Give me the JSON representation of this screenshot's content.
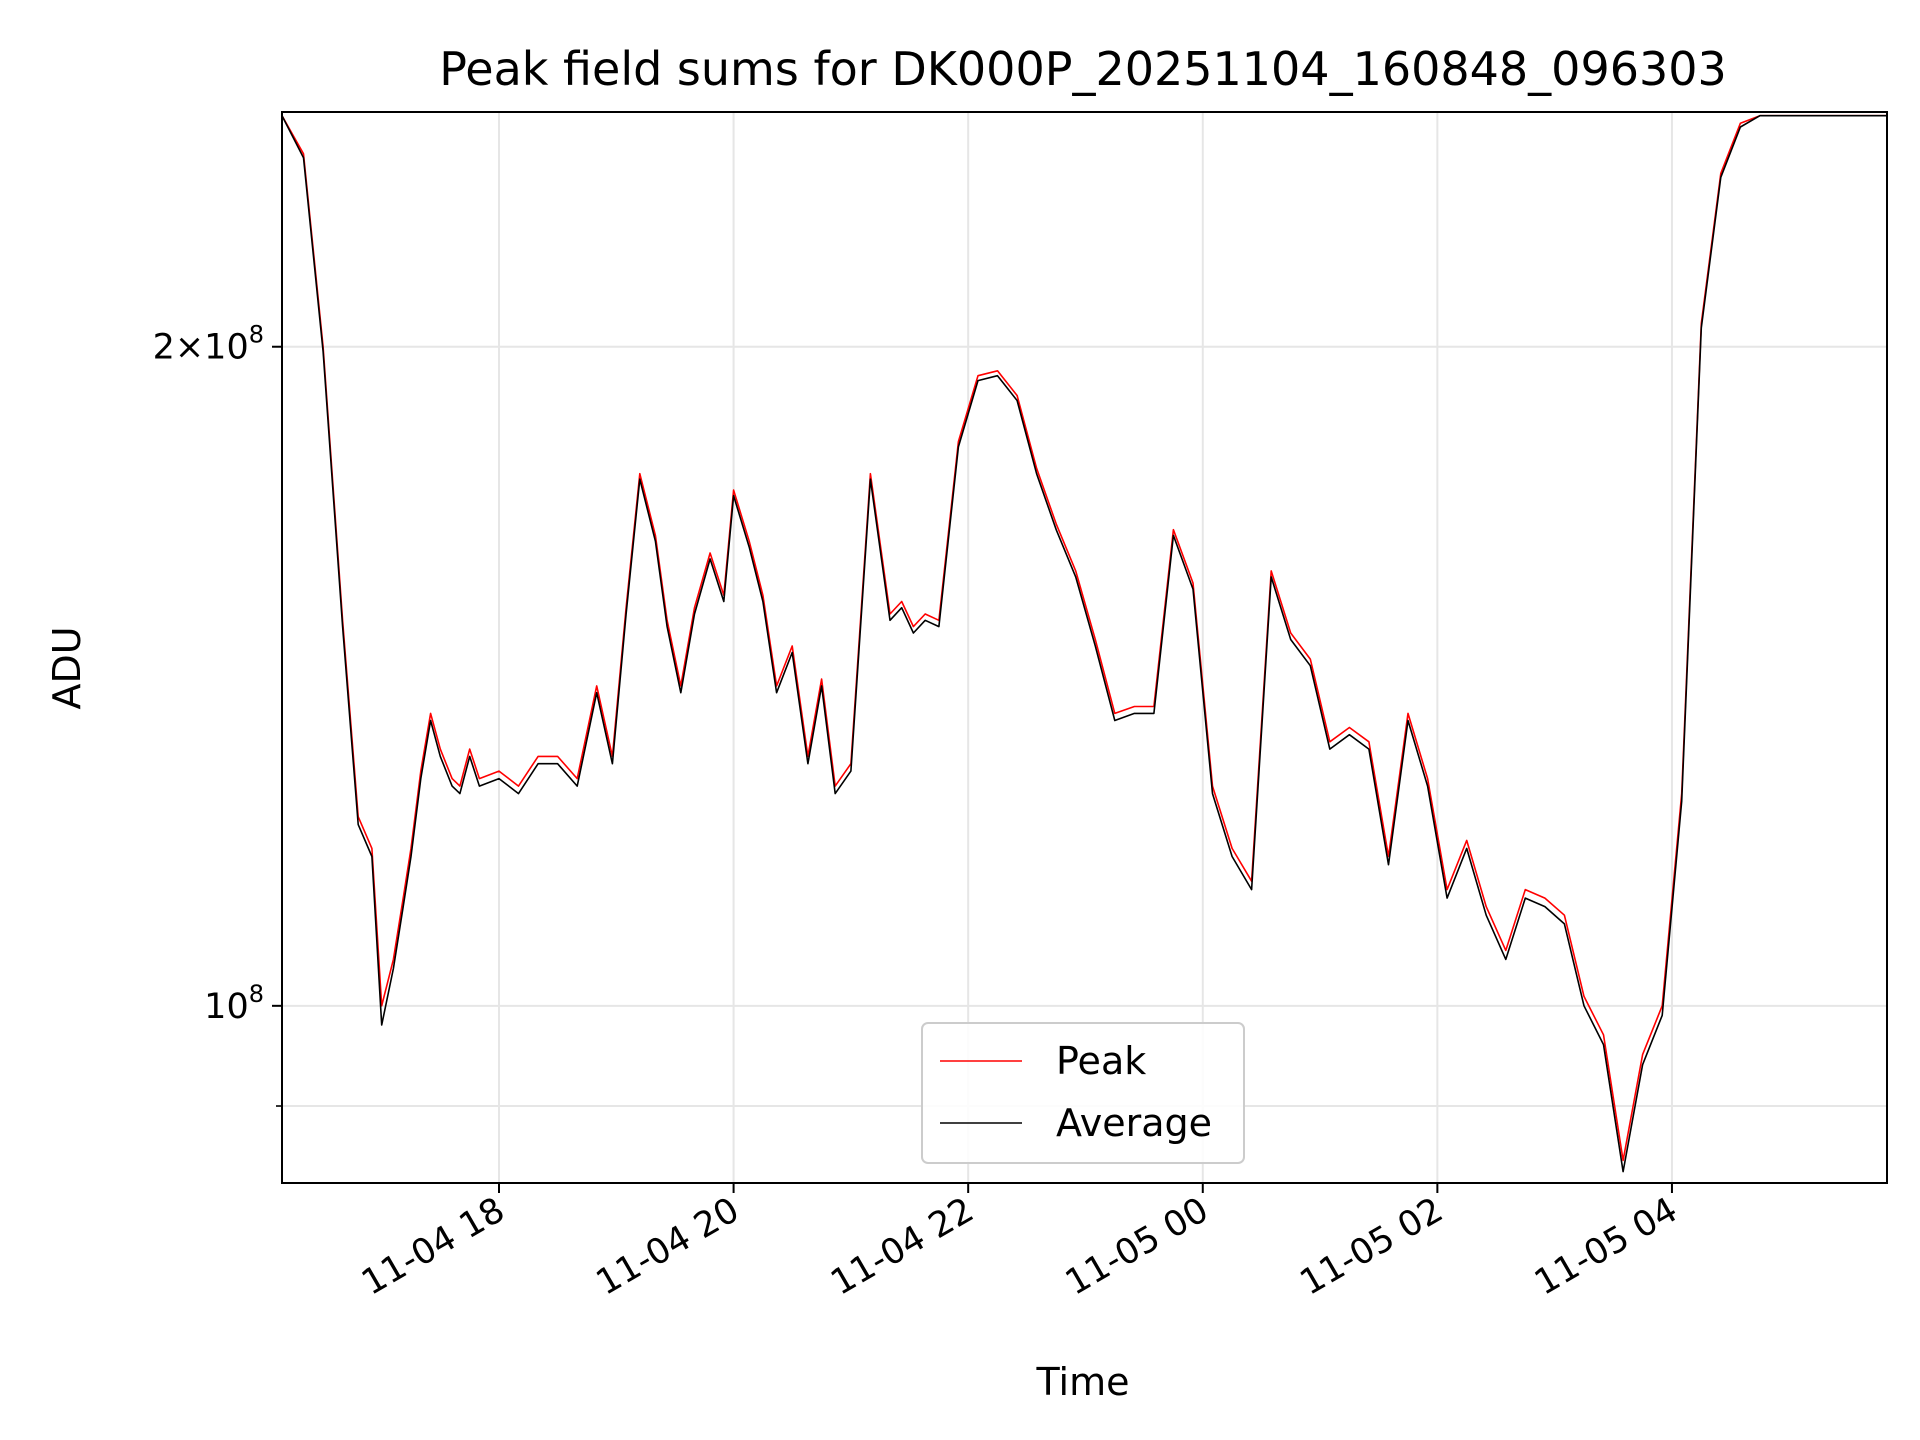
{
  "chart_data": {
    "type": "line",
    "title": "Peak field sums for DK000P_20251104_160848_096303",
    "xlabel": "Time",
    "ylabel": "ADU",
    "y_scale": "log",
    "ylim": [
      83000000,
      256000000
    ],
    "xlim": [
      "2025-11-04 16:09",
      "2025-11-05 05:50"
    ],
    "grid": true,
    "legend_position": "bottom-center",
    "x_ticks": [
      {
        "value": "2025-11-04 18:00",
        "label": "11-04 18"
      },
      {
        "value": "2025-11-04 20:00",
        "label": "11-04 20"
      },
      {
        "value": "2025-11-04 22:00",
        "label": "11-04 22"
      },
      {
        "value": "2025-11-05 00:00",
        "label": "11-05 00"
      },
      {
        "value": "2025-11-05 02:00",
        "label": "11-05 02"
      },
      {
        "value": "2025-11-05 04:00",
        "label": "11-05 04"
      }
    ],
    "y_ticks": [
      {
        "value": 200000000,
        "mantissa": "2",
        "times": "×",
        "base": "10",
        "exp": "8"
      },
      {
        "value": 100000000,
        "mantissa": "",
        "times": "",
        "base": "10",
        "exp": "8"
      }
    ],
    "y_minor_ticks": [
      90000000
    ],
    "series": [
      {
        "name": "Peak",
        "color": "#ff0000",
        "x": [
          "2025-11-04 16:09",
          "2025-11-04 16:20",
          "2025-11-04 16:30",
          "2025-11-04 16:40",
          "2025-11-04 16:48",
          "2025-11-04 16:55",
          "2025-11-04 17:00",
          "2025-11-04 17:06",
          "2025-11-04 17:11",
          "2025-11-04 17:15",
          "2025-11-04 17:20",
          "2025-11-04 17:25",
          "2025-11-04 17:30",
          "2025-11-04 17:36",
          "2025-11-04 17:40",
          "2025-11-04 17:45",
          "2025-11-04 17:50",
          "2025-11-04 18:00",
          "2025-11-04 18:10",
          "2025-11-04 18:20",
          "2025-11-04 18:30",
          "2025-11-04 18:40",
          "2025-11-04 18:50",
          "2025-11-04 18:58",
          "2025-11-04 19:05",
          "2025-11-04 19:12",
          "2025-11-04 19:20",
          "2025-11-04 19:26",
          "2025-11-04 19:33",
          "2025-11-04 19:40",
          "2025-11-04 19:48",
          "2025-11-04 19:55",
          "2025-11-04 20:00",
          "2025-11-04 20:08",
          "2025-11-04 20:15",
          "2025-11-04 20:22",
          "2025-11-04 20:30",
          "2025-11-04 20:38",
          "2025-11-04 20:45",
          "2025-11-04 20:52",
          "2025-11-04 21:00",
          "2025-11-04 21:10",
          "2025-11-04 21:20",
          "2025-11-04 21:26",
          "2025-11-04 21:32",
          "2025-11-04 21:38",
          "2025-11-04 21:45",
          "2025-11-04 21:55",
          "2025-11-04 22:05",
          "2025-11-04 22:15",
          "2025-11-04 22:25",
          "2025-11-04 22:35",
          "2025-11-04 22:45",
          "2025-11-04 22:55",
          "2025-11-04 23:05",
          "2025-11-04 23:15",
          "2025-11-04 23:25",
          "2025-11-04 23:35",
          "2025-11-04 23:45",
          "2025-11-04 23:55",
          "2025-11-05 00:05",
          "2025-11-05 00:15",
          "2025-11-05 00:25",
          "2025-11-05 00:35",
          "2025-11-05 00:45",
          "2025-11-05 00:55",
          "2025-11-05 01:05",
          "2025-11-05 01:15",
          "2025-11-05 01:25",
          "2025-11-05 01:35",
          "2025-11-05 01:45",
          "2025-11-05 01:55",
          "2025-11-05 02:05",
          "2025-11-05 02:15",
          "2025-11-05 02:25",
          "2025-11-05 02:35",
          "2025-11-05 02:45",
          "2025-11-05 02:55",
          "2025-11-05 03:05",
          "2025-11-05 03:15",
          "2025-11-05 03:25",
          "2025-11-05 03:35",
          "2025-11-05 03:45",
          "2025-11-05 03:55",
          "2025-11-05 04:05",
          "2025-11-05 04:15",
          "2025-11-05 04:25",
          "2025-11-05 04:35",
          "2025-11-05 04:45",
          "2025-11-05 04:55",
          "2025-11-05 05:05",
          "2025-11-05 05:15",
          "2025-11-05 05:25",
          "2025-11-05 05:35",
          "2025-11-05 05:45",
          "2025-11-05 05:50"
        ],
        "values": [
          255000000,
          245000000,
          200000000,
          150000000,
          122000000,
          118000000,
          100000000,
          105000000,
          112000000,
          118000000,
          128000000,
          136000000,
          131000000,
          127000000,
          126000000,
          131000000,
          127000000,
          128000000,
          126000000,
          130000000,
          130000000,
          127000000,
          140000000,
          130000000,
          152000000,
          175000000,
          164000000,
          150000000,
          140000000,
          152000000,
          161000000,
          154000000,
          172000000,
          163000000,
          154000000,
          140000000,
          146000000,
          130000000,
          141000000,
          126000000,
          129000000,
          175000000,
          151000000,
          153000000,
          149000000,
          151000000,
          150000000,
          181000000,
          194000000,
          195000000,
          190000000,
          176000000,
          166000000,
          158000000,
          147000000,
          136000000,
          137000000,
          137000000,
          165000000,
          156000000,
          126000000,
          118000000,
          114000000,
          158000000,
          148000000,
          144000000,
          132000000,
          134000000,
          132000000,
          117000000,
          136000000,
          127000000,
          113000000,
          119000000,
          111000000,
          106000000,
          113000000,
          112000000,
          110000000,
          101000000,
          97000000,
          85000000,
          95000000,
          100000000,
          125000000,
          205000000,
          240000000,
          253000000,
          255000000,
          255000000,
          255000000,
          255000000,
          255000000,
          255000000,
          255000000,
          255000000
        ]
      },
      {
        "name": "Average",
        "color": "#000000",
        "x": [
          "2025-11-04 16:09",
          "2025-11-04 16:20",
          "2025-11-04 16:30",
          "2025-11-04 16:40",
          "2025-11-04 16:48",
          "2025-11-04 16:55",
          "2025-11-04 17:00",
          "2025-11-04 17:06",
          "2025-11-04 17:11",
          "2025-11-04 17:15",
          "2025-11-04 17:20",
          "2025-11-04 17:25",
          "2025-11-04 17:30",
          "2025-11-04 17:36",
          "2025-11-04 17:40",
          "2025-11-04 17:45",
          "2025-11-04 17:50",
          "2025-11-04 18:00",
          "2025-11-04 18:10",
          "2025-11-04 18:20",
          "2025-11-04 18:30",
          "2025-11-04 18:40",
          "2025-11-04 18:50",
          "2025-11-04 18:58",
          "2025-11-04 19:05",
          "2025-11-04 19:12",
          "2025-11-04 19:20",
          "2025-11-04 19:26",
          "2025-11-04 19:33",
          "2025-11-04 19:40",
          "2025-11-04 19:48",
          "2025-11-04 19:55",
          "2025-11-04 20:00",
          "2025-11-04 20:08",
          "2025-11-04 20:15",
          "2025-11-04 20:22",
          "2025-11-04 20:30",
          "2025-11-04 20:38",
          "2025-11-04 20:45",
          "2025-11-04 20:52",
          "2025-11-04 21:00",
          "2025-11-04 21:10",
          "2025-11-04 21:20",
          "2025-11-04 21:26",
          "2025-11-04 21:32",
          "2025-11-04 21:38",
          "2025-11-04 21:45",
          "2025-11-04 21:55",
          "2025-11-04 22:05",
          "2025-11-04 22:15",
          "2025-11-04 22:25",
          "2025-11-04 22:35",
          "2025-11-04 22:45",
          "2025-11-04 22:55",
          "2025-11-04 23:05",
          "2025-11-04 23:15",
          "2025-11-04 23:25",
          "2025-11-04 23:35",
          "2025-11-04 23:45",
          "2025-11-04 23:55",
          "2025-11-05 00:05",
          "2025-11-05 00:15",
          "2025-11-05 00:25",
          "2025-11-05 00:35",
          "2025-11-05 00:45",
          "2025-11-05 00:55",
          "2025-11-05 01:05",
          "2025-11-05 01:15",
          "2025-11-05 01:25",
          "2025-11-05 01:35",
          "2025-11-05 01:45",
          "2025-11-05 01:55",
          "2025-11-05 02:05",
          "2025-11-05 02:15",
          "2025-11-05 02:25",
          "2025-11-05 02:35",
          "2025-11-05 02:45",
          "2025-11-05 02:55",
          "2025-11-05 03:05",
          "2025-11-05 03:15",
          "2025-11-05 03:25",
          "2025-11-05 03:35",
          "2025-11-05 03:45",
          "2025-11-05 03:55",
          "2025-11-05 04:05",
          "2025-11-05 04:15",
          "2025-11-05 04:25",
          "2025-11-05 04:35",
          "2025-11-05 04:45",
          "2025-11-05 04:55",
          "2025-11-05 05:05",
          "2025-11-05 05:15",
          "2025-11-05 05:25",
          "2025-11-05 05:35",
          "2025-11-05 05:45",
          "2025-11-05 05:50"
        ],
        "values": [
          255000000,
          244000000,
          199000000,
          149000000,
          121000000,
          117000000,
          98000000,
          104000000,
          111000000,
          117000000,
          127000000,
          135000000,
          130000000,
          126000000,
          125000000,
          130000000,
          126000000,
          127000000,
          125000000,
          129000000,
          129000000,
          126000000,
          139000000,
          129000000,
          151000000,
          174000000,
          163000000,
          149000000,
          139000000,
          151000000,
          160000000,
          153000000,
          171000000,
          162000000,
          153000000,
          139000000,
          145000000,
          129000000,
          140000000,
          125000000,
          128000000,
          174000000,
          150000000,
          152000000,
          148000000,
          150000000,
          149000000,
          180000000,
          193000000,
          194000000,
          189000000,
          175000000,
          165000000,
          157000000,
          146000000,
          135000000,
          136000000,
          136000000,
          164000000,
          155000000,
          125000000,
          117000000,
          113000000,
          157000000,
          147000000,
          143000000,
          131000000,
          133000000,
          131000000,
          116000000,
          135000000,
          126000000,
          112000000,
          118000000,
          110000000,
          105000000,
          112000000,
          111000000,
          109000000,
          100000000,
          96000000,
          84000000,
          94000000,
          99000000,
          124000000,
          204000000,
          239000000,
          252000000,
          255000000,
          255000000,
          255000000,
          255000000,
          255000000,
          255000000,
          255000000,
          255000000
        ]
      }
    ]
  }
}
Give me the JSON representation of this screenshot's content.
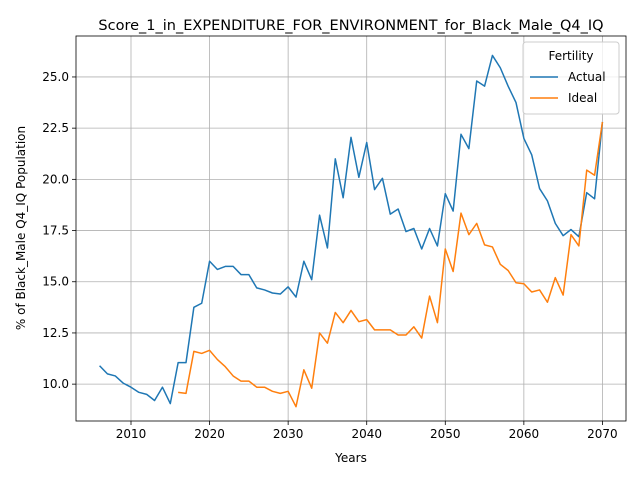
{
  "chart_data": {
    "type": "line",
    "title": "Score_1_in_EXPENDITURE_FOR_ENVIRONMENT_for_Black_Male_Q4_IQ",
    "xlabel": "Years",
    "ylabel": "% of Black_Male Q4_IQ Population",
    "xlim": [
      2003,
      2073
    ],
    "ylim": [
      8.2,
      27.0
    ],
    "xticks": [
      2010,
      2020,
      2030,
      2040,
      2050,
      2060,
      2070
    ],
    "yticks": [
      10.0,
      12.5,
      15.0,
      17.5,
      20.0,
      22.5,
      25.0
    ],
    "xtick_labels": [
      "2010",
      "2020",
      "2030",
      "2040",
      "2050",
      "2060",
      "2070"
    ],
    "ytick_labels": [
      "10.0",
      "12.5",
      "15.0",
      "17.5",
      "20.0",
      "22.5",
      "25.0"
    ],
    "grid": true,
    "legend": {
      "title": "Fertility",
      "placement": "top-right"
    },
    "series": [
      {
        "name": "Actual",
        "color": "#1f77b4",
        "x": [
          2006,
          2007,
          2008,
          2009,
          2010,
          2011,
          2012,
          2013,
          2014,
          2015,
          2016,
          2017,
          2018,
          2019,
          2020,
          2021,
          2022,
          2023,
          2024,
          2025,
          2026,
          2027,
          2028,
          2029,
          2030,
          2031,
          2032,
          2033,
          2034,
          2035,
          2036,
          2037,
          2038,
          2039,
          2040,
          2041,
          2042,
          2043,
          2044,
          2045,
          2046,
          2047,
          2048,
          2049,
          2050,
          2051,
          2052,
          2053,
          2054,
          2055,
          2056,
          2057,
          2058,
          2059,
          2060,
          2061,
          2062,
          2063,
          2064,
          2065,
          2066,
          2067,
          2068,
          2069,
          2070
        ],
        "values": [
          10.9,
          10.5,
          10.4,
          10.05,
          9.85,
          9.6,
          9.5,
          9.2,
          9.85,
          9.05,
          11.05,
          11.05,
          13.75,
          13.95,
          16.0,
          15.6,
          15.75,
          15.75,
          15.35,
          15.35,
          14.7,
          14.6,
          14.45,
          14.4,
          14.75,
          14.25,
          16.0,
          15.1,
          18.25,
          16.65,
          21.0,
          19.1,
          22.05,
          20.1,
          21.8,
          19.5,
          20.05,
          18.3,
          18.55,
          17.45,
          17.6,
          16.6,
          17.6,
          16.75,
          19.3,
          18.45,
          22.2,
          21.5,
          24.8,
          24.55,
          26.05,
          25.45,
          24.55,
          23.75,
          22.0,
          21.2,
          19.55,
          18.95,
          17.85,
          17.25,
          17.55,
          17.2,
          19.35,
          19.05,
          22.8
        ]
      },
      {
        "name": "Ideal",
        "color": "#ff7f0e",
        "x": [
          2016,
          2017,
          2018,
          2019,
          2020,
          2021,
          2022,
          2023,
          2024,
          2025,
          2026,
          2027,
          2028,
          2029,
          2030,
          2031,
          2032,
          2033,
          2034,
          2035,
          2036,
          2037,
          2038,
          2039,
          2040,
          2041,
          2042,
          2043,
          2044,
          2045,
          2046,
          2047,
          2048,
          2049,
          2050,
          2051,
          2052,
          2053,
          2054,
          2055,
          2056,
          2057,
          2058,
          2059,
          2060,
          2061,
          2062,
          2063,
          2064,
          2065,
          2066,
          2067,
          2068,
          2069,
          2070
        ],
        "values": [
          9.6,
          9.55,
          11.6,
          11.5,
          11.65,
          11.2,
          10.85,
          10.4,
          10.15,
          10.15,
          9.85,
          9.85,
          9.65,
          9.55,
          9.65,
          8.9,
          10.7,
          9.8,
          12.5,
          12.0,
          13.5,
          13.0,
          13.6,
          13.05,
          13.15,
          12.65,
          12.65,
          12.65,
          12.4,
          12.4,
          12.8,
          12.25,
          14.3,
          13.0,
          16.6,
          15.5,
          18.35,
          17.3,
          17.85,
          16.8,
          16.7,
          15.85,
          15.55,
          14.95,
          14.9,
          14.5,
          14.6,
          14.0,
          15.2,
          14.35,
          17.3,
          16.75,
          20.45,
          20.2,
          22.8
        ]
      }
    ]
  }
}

---+---

Across the records, count the lines holding the string "color". Give the number and stop.

4